::: Supplied material

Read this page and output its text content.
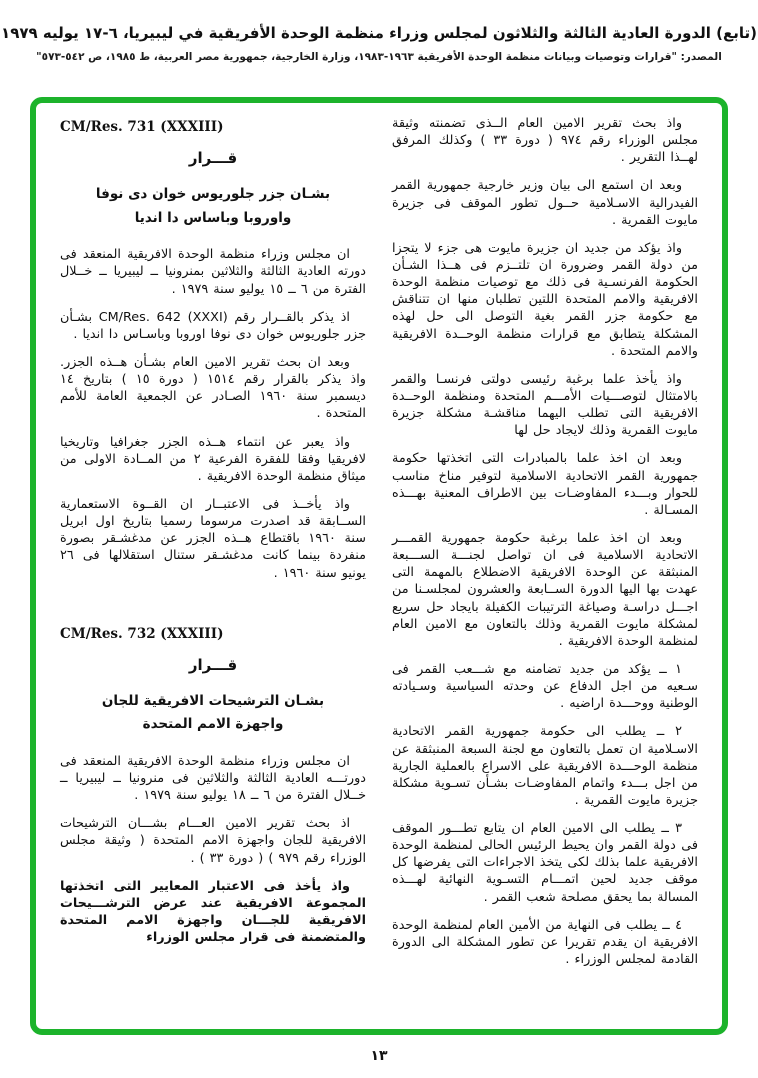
(تابع) الدورة العادية الثالثة والثلاثون لمجلس وزراء منظمة الوحدة الأفريقية في ليبيريا، ٦-١٧ يوليه ١٩٧٩
المصدر: "قرارات وتوصيات وبيانات منظمة الوحدة الأفريقية ١٩٦٣-١٩٨٣، وزارة الخارجية، جمهورية مصر العربية، ط ١٩٨٥، ص ٥٤٢-٥٧٣"

واذ بحث تقرير الامين العام الــذى تضمنته وثيقة مجلس الوزراء رقم ٩٧٤ ( دورة ٣٣ ) وكذلك المرفق لهــذا التقرير .

وبعد ان استمع الى بيان وزير خارجية جمهورية القمر الفيدرالية الاسـلامية حــول تطور الموقف فى جزيرة مايوت القمرية .

واذ يؤكد من جديد ان جزيرة مايوت هى جزء لا يتجزا من دولة القمر وضرورة ان تلتــزم فى هــذا الشـأن الحكومة الفرنسـية فى ذلك مع توصيات منظمة الوحدة الافريقية والامم المتحدة اللتين تطلبان منها ان تتناقش مع حكومة جزر القمر بغية التوصل الى حل لهذه المشكلة يتطابق مع قرارات منظمة الوحــدة الافريقية والامم المتحدة .

واذ يأخذ علما برغبة رئيسى دولتى فرنسـا والقمر بالامتثال لتوصـــيات الأمـــم المتحدة ومنظمة الوحــدة الافريقية التى تطلب اليهما مناقشـة مشكلة جزيرة مايوت القمرية وذلك لايجاد حل لها

وبعد ان اخذ علما بالمبادرات التى اتخذتها حكومة جمهورية القمر الاتحادية الاسلامية لتوفير مناخ مناسب للحوار وبـــدء المفاوضـات بين الاطراف المعنية بهـــذه المسـالة .

وبعد ان اخذ علما برغبة حكومة جمهورية القمـــر الاتحادية الاسلامية فى ان تواصل لجنـــة الســـبعة المنبثقة عن الوحدة الافريقية الاضطلاع بالمهمة التى عهدت بها اليها الدورة الســابعة والعشرون لمجلسـنا من اجـــل دراسـة وصياغة الترتيبات الكفيلة بايجاد حل سريع لمشكلة مايوت القمرية وذلك بالتعاون مع الامين العام لمنظمة الوحدة الافريقية .

١ ــ يؤكد من جديد تضامنه مع شـــعب القمر فى سـعيه من اجل الدفاع عن وحدته السياسية وسـيادته الوطنية ووحـــدة اراضيه .

٢ ــ يطلب الى حكومة جمهورية القمر الاتحادية الاسـلامية ان تعمل بالتعاون مع لجنة السبعة المنبثقة عن منظمة الوحـــدة الافريقية على الاسراع بالعملية الجارية من اجل بـــدء واتمام المفاوضـات بشـأن تسـوية مشكلة جزيرة مايوت القمرية .

٣ ــ يطلب الى الامين العام ان يتابع تطـــور الموقف فى دولة القمر وان يحيط الرئيس الحالى لمنظمة الوحدة الافريقية علما بذلك لكى يتخذ الاجراءات التى يفرضها كل موقف جديد لحين اتمـــام التسـوية النهائية لهـــذه المسالة بما يحقق مصلحة شعب القمر .

٤ ــ يطلب فى النهاية من الأمين العام لمنظمة الوحدة الافريقية ان يقدم تقريرا عن تطور المشكلة الى الدورة القادمة لمجلس الوزراء .

CM/Res. 731 (XXXIII)
قـــرار

بشـان جزر جلوريوس خوان دى نوفا

واوروبا وباساس دا انديا

ان مجلس وزراء منظمة الوحدة الافريقية المنعقد فى دورته العادية الثالثة والثلاثين بمنرونيا ــ ليبيريا ــ خــلال الفترة من ٦ ــ ١٥ يوليو سنة ١٩٧٩ .

اذ يذكر بالقــرار رقم CM/Res. 642 (XXXI)‎ بشـأن جزر جلوريوس خوان دى نوفا اوروبا وباسـاس دا انديا .

وبعد ان بحث تقرير الامين العام بشـأن هــذه الجزر. واذ يذكر بالقرار رقم ١٥١٤ ( دورة ١٥ ) بتاريخ ١٤ ديسمبر سنة ١٩٦٠ الصـادر عن الجمعية العامة للأمم المتحدة .

واذ يعبر عن انتماء هــذه الجزر جغرافيا وتاريخيا لافريقيا وفقا للفقرة الفرعية ٢ من المــادة الاولى من ميثاق منظمة الوحدة الافريقية .

واذ يأخــذ فى الاعتبــار ان القــوة الاستعمارية الســابقة قد اصدرت مرسوما رسميا بتاريخ اول ابريل سنة ١٩٦٠ باقتطاع هــذه الجزر عن مدغشـقر بصورة منفردة بينما كانت مدغشـقر ستنال استقلالها فى ٢٦ يونيو سنة ١٩٦٠ .

CM/Res. 732 (XXXIII)
قـــرار

بشـان الترشيحات الافريقية للجان

واجهزة الامم المتحدة

ان مجلس وزراء منظمة الوحدة الافريقية المنعقد فى دورتـــه العادية الثالثة والثلاثين فى منرونيا ــ ليبيريا ــ خــلال الفترة من ٦ ــ ١٨ يوليو سنة ١٩٧٩ .

اذ بحث تقرير الامين العـــام بشـــان الترشيحات الافريقية للجان واجهزة الامم المتحدة ( وثيقة مجلس الوزراء رقم ٩٧٩ ) ( دورة ٣٣ ) .

واذ يأخذ فى الاعتبار المعايير التى اتخذتها المجموعة الافريقية عند عرض الترشـــيحات الافريقية للجـــان واجهزة الامم المتحدة والمتضمنة فى قرار مجلس الوزراء

١٣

::::::

» Exercise brief:
Write the entries above out in full, exactly, with no images.

» Task response:
Read this page and output its text content.
(تابع) الدورة العادية الثالثة والثلاثون لمجلس وزراء منظمة الوحدة الأفريقية في ليبيريا، ٦-١٧ يوليه ١٩٧٩
المصدر: "قرارات وتوصيات وبيانات منظمة الوحدة الأفريقية ١٩٦٣-١٩٨٣، وزارة الخارجية، جمهورية مصر العربية، ط ١٩٨٥، ص ٥٤٢-٥٧٣"

واذ بحث تقرير الامين العام الــذى تضمنته وثيقة مجلس الوزراء رقم ٩٧٤ ( دورة ٣٣ ) وكذلك المرفق لهــذا التقرير .

وبعد ان استمع الى بيان وزير خارجية جمهورية القمر الفيدرالية الاسـلامية حــول تطور الموقف فى جزيرة مايوت القمرية .

واذ يؤكد من جديد ان جزيرة مايوت هى جزء لا يتجزا من دولة القمر وضرورة ان تلتــزم فى هــذا الشـأن الحكومة الفرنسـية فى ذلك مع توصيات منظمة الوحدة الافريقية والامم المتحدة اللتين تطلبان منها ان تتناقش مع حكومة جزر القمر بغية التوصل الى حل لهذه المشكلة يتطابق مع قرارات منظمة الوحــدة الافريقية والامم المتحدة .

واذ يأخذ علما برغبة رئيسى دولتى فرنسـا والقمر بالامتثال لتوصـــيات الأمـــم المتحدة ومنظمة الوحــدة الافريقية التى تطلب اليهما مناقشـة مشكلة جزيرة مايوت القمرية وذلك لايجاد حل لها

وبعد ان اخذ علما بالمبادرات التى اتخذتها حكومة جمهورية القمر الاتحادية الاسلامية لتوفير مناخ مناسب للحوار وبـــدء المفاوضـات بين الاطراف المعنية بهـــذه المسـالة .

وبعد ان اخذ علما برغبة حكومة جمهورية القمـــر الاتحادية الاسلامية فى ان تواصل لجنـــة الســـبعة المنبثقة عن الوحدة الافريقية الاضطلاع بالمهمة التى عهدت بها اليها الدورة الســابعة والعشرون لمجلسـنا من اجـــل دراسـة وصياغة الترتيبات الكفيلة بايجاد حل سريع لمشكلة مايوت القمرية وذلك بالتعاون مع الامين العام لمنظمة الوحدة الافريقية .

١ ــ يؤكد من جديد تضامنه مع شـــعب القمر فى سـعيه من اجل الدفاع عن وحدته السياسية وسـيادته الوطنية ووحـــدة اراضيه .

٢ ــ يطلب الى حكومة جمهورية القمر الاتحادية الاسـلامية ان تعمل بالتعاون مع لجنة السبعة المنبثقة عن منظمة الوحـــدة الافريقية على الاسراع بالعملية الجارية من اجل بـــدء واتمام المفاوضـات بشـأن تسـوية مشكلة جزيرة مايوت القمرية .

٣ ــ يطلب الى الامين العام ان يتابع تطـــور الموقف فى دولة القمر وان يحيط الرئيس الحالى لمنظمة الوحدة الافريقية علما بذلك لكى يتخذ الاجراءات التى يفرضها كل موقف جديد لحين اتمـــام التسـوية النهائية لهـــذه المسالة بما يحقق مصلحة شعب القمر .

٤ ــ يطلب فى النهاية من الأمين العام لمنظمة الوحدة الافريقية ان يقدم تقريرا عن تطور المشكلة الى الدورة القادمة لمجلس الوزراء .

CM/Res. 731 (XXXIII)
قـــرار

بشـان جزر جلوريوس خوان دى نوفا

واوروبا وباساس دا انديا

ان مجلس وزراء منظمة الوحدة الافريقية المنعقد فى دورته العادية الثالثة والثلاثين بمنرونيا ــ ليبيريا ــ خــلال الفترة من ٦ ــ ١٥ يوليو سنة ١٩٧٩ .

اذ يذكر بالقــرار رقم CM/Res. 642 (XXXI)‎ بشـأن جزر جلوريوس خوان دى نوفا اوروبا وباسـاس دا انديا .

وبعد ان بحث تقرير الامين العام بشـأن هــذه الجزر. واذ يذكر بالقرار رقم ١٥١٤ ( دورة ١٥ ) بتاريخ ١٤ ديسمبر سنة ١٩٦٠ الصـادر عن الجمعية العامة للأمم المتحدة .

واذ يعبر عن انتماء هــذه الجزر جغرافيا وتاريخيا لافريقيا وفقا للفقرة الفرعية ٢ من المــادة الاولى من ميثاق منظمة الوحدة الافريقية .

واذ يأخــذ فى الاعتبــار ان القــوة الاستعمارية الســابقة قد اصدرت مرسوما رسميا بتاريخ اول ابريل سنة ١٩٦٠ باقتطاع هــذه الجزر عن مدغشـقر بصورة منفردة بينما كانت مدغشـقر ستنال استقلالها فى ٢٦ يونيو سنة ١٩٦٠ .

CM/Res. 732 (XXXIII)
قـــرار

بشـان الترشيحات الافريقية للجان

واجهزة الامم المتحدة

ان مجلس وزراء منظمة الوحدة الافريقية المنعقد فى دورتـــه العادية الثالثة والثلاثين فى منرونيا ــ ليبيريا ــ خــلال الفترة من ٦ ــ ١٨ يوليو سنة ١٩٧٩ .

اذ بحث تقرير الامين العـــام بشـــان الترشيحات الافريقية للجان واجهزة الامم المتحدة ( وثيقة مجلس الوزراء رقم ٩٧٩ ) ( دورة ٣٣ ) .

واذ يأخذ فى الاعتبار المعايير التى اتخذتها المجموعة الافريقية عند عرض الترشـــيحات الافريقية للجـــان واجهزة الامم المتحدة والمتضمنة فى قرار مجلس الوزراء

١٣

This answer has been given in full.